**OBJECTIVE**
State how many lines contain the string "Only", and write nothing else.
— BEGIN —
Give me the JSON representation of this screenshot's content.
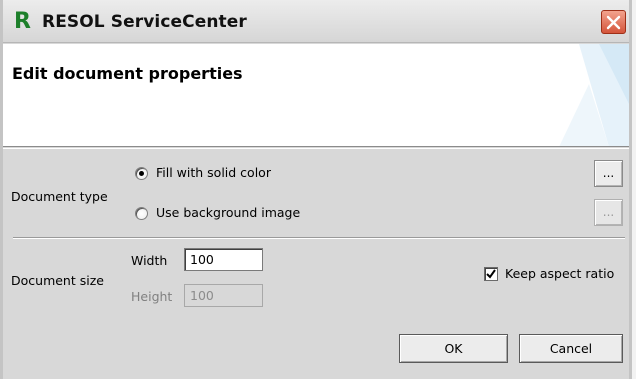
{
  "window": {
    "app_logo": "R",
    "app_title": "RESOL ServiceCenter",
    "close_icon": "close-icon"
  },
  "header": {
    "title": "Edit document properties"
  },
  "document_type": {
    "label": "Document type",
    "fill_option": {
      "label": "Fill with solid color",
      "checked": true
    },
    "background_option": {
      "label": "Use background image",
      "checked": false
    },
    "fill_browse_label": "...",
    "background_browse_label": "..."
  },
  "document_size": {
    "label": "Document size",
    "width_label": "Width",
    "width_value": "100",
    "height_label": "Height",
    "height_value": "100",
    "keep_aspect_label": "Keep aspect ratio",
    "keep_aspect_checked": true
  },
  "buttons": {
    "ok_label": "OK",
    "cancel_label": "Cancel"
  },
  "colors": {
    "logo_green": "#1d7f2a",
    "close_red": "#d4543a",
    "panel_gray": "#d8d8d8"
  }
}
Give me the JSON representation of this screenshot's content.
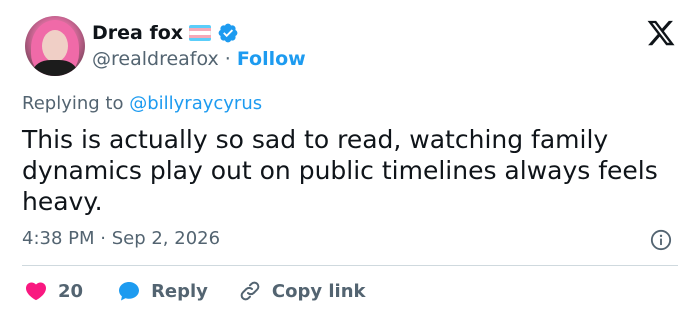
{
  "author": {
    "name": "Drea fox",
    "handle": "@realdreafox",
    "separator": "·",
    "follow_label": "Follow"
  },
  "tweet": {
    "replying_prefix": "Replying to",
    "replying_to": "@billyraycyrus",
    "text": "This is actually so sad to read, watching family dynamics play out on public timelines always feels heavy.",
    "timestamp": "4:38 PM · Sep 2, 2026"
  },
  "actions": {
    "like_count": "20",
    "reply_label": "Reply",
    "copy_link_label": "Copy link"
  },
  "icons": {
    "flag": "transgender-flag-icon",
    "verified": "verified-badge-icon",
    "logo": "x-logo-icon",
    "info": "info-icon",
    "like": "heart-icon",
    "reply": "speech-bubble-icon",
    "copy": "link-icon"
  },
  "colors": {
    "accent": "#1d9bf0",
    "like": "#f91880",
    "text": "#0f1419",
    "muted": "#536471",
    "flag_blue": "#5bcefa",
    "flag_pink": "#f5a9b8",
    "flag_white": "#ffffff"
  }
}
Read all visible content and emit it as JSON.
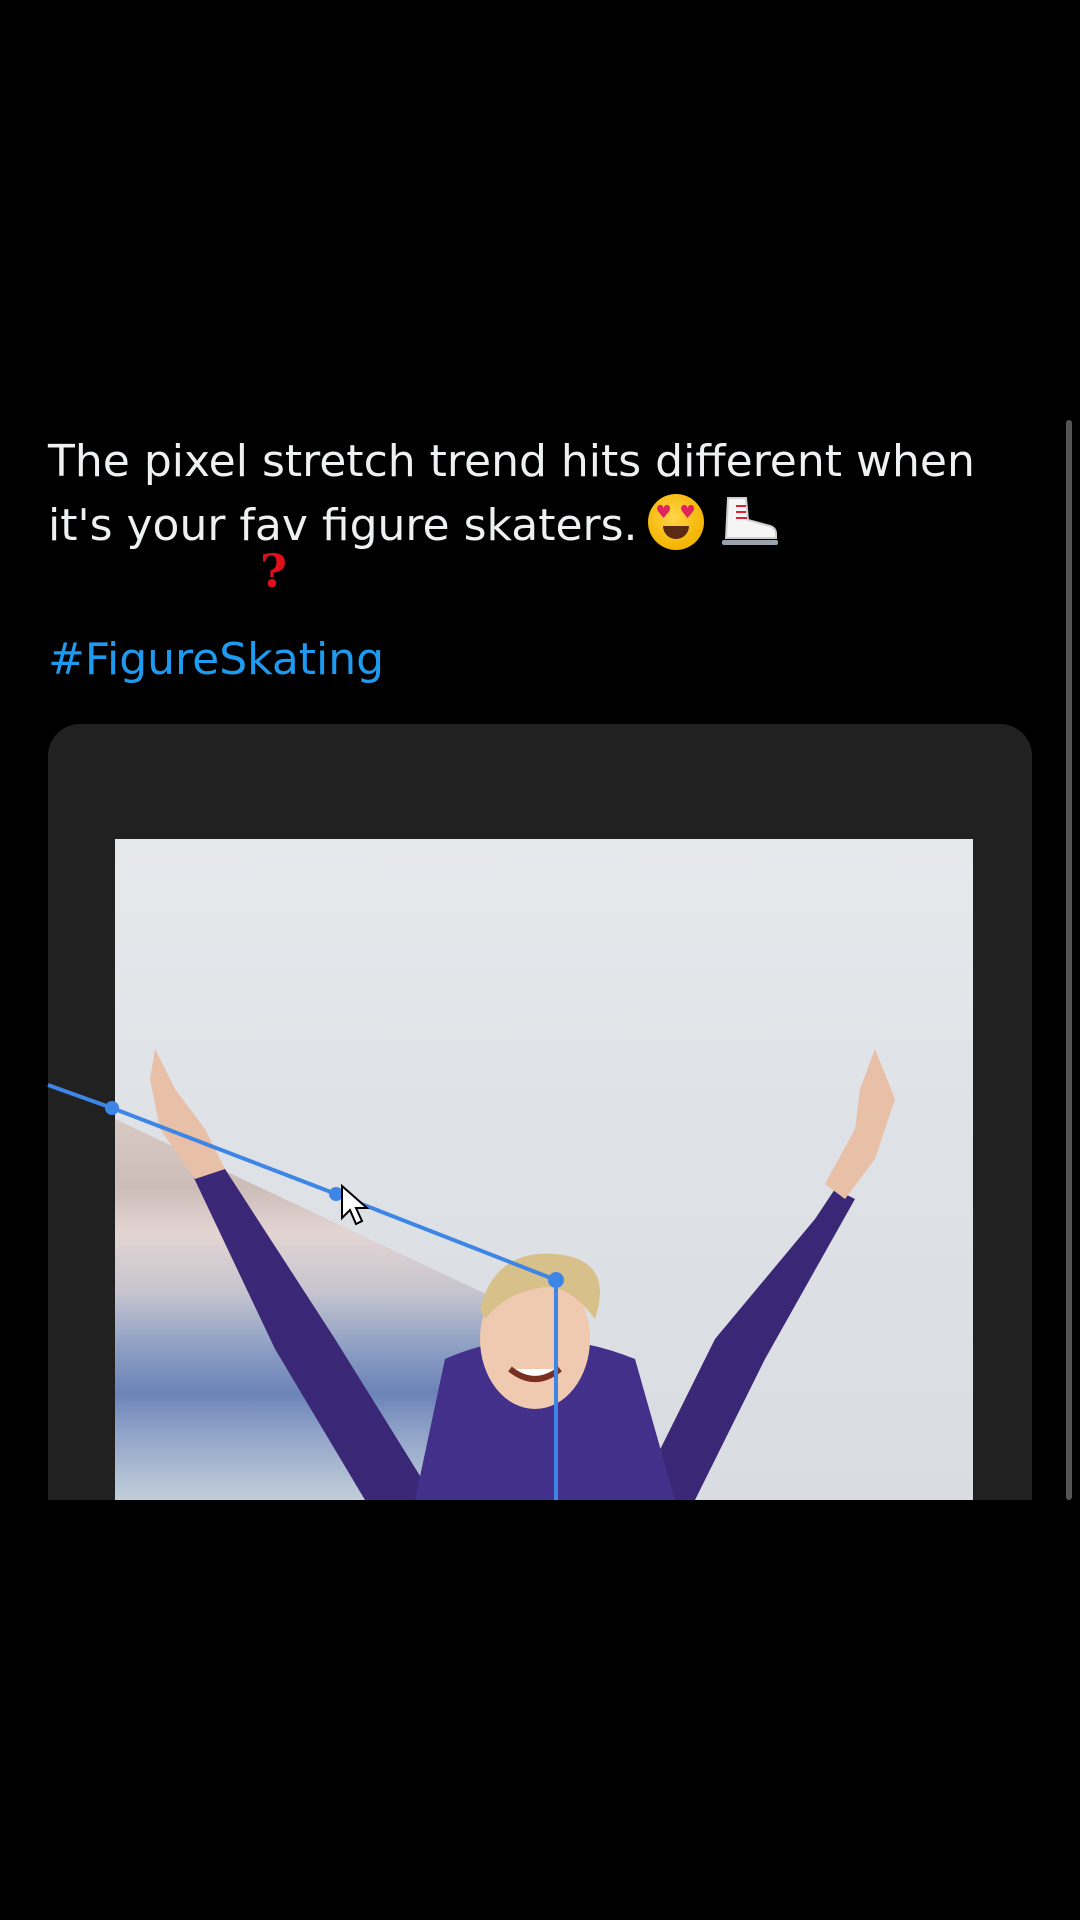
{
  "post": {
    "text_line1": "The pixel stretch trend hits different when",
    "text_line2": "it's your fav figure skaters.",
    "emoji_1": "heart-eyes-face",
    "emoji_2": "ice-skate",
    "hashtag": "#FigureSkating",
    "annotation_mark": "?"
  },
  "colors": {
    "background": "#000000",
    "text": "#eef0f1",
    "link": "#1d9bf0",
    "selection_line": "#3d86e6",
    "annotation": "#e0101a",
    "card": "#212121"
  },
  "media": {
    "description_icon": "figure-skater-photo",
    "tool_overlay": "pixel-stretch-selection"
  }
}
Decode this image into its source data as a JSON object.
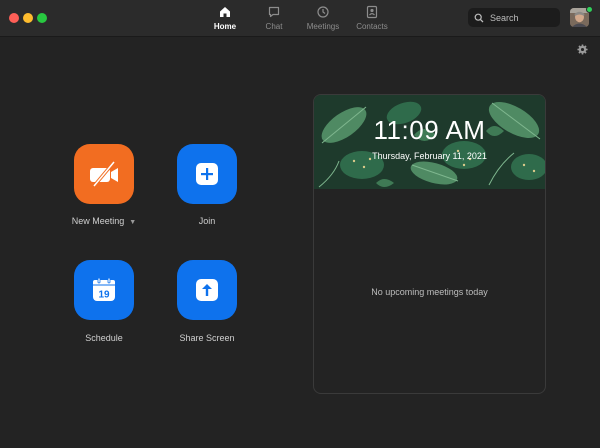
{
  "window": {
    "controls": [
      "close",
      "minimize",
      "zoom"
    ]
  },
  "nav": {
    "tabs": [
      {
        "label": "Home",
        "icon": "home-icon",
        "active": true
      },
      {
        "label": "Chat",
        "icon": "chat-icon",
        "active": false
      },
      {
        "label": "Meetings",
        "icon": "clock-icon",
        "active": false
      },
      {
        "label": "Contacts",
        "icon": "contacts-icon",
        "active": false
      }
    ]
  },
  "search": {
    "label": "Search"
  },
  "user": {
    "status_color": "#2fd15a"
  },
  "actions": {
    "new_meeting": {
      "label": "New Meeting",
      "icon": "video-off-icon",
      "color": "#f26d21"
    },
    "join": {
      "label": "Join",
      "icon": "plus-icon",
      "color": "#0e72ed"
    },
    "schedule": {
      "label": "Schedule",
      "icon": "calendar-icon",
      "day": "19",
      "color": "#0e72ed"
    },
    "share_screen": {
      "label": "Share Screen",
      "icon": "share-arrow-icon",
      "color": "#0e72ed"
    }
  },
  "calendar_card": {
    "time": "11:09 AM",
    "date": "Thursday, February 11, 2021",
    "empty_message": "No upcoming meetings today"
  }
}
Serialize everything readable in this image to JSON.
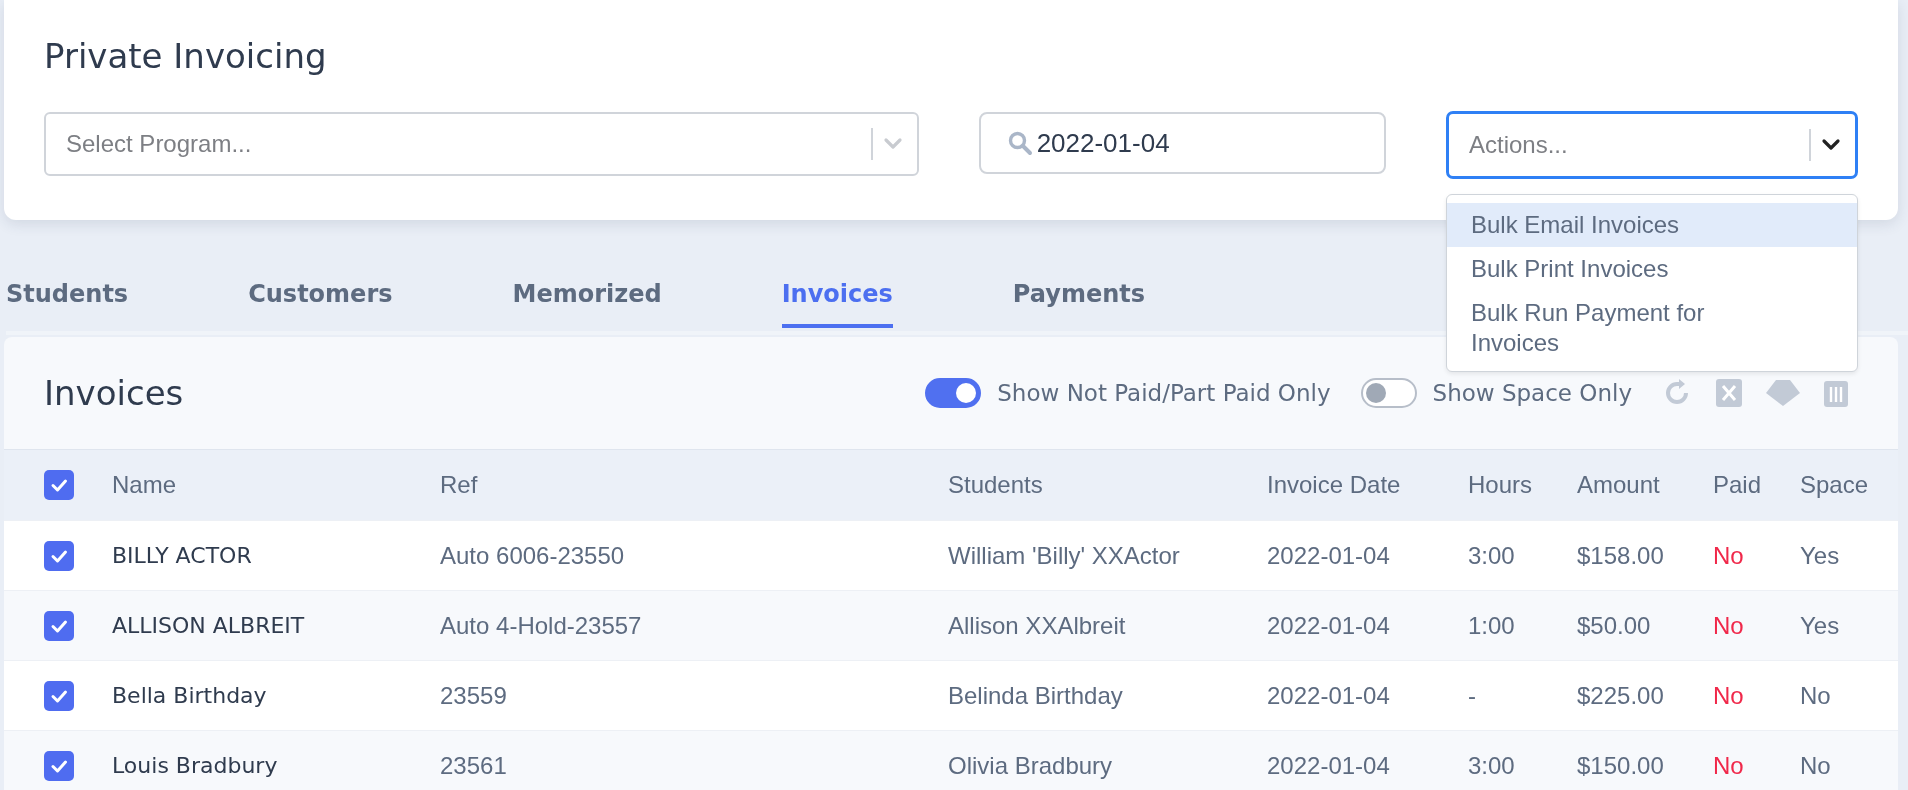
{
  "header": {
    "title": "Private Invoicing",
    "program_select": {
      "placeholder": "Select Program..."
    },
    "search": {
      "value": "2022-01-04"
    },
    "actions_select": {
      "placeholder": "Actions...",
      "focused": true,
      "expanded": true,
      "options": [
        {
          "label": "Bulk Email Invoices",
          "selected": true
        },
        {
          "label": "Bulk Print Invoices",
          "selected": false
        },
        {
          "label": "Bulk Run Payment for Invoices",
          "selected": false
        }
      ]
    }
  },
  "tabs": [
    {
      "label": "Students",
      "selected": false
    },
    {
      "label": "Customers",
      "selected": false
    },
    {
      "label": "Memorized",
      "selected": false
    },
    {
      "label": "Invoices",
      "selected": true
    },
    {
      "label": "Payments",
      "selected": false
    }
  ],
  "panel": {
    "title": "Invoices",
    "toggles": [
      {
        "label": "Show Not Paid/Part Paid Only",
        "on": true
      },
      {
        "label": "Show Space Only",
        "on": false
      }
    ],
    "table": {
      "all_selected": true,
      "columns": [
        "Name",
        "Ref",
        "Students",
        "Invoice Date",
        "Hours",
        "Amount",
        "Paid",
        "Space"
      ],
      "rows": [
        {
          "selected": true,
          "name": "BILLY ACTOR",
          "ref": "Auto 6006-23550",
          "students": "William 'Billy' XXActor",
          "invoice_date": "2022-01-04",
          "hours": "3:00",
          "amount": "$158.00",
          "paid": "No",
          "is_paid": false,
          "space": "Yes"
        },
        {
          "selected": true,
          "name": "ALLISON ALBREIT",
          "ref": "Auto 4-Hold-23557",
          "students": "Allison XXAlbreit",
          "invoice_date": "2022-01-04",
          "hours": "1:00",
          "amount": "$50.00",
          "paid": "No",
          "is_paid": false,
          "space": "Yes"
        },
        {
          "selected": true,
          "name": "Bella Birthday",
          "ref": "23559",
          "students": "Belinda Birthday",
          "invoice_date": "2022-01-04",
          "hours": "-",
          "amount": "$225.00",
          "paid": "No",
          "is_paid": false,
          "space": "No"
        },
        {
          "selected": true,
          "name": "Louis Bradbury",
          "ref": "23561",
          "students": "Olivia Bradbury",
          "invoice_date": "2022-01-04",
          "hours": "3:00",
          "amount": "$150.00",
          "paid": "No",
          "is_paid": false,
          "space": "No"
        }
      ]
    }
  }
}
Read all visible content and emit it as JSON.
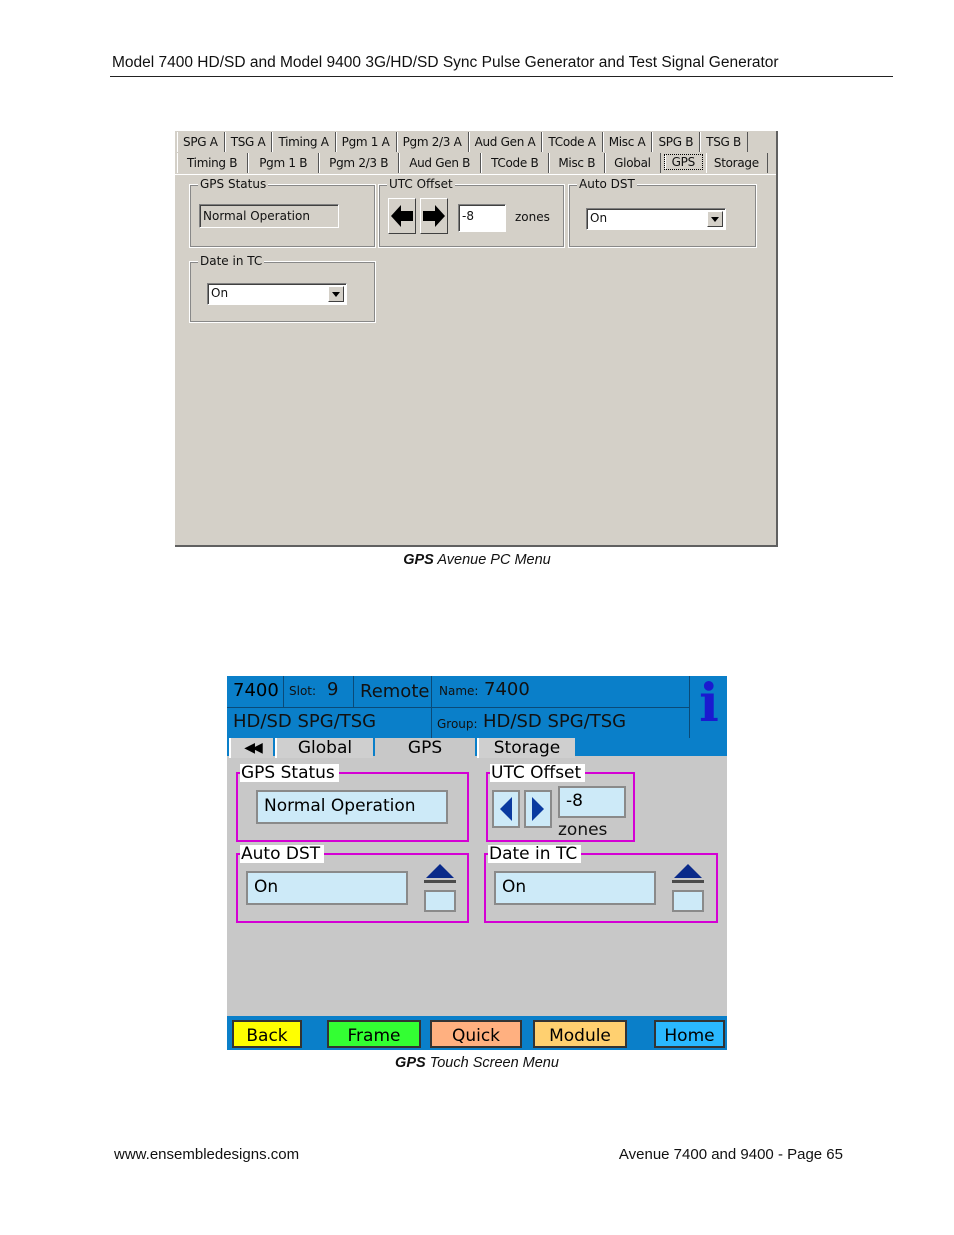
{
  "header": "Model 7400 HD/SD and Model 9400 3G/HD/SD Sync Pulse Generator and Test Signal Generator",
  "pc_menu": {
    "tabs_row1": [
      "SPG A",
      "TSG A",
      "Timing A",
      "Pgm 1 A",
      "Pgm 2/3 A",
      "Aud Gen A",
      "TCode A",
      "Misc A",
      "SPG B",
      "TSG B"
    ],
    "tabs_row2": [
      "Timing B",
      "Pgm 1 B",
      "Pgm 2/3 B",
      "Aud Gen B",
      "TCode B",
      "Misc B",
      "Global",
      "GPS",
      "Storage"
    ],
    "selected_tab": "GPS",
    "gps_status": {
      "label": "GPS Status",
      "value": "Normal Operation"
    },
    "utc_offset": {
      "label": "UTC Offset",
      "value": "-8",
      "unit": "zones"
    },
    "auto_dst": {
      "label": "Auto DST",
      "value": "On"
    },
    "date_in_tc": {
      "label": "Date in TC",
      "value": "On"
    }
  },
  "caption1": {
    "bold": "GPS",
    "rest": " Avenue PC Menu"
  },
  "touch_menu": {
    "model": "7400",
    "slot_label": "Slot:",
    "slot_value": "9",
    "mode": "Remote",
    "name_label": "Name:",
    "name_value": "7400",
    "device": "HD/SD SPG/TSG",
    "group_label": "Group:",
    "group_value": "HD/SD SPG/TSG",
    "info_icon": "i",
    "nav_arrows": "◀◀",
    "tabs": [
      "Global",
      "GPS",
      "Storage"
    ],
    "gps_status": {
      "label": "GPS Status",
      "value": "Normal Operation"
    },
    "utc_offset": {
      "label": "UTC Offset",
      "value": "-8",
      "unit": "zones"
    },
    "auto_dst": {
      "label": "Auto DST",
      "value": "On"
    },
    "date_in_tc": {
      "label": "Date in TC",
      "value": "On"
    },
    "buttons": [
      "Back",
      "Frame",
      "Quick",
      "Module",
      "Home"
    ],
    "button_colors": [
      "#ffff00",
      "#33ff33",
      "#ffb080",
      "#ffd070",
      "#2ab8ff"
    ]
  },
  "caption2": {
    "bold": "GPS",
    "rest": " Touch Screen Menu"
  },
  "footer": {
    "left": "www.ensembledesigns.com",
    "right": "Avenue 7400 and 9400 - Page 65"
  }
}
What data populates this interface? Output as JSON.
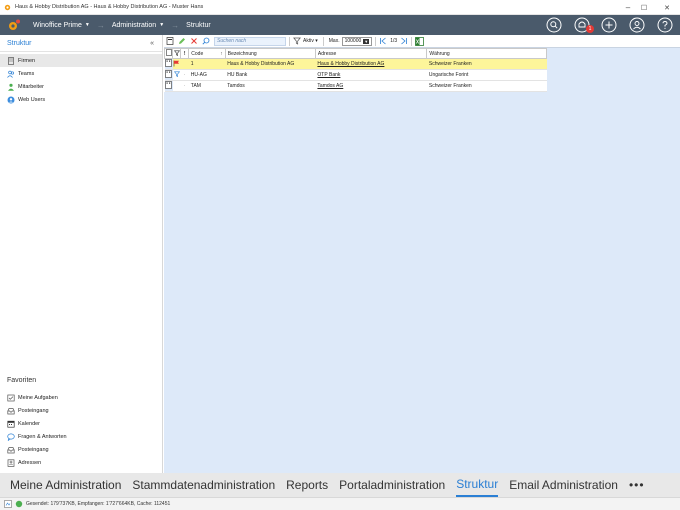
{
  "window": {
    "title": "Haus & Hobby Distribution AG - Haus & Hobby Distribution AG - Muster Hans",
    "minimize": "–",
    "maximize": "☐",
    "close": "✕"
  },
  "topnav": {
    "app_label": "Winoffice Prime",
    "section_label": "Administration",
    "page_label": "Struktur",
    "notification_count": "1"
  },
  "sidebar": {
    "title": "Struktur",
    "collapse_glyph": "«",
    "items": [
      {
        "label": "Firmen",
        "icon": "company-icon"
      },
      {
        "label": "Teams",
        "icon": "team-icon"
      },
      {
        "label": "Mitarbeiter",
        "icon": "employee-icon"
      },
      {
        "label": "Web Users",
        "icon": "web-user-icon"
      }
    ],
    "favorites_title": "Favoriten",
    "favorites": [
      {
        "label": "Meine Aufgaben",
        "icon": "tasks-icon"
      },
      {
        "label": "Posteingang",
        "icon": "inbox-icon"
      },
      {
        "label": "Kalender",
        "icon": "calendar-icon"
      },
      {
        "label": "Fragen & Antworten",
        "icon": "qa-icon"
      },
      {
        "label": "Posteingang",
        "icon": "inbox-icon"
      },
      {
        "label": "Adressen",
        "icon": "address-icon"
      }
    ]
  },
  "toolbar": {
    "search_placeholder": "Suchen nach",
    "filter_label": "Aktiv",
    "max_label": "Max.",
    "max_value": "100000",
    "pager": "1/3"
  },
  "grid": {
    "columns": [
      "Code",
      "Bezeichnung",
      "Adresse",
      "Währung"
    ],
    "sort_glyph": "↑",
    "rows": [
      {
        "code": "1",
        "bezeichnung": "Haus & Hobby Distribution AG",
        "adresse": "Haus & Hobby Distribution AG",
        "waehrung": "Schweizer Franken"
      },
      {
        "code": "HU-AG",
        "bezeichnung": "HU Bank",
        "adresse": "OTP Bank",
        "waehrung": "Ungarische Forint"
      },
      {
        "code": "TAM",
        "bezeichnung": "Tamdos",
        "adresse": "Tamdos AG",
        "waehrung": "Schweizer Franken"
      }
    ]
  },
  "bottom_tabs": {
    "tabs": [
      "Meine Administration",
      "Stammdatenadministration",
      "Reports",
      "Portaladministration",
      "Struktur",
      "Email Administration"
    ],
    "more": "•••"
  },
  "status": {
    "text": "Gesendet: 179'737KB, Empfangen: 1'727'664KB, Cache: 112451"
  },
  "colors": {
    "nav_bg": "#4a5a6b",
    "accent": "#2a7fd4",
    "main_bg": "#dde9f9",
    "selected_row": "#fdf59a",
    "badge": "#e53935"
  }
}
— END —
**FINAL RESULT**
2